(Items from a dataset)
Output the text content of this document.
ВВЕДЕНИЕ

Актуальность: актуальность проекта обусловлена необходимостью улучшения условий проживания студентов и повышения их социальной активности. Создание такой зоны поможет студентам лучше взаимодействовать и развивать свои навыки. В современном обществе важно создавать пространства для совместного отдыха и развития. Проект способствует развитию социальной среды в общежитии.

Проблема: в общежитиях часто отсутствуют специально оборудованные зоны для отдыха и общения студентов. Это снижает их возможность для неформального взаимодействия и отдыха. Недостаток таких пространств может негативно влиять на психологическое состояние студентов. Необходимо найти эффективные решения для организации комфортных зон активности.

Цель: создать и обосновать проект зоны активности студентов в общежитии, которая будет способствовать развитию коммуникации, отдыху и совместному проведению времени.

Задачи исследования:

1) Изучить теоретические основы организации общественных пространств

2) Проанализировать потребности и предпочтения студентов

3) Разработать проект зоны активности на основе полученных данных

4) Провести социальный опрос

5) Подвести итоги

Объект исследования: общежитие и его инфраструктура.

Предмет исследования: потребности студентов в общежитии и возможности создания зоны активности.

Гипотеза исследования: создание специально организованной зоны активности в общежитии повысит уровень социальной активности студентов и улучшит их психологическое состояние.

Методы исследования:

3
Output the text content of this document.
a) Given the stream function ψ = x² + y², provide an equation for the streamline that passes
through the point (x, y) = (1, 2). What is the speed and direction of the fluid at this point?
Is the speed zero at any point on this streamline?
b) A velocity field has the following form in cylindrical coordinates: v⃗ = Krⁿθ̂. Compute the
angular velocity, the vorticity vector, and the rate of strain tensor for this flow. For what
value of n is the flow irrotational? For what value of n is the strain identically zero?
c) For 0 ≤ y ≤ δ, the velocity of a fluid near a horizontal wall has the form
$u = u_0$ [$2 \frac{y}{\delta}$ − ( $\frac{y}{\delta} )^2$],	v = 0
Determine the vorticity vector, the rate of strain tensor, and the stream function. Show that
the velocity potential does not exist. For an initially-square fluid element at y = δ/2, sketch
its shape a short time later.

Task details
Go through the records above, find every line with the word "vector", and list those lines.

Result of the exercise
angular velocity, the vorticity vector, and the rate of strain tensor for this flow. For what
Determine the vorticity vector, the rate of strain tensor, and the stream function. Show that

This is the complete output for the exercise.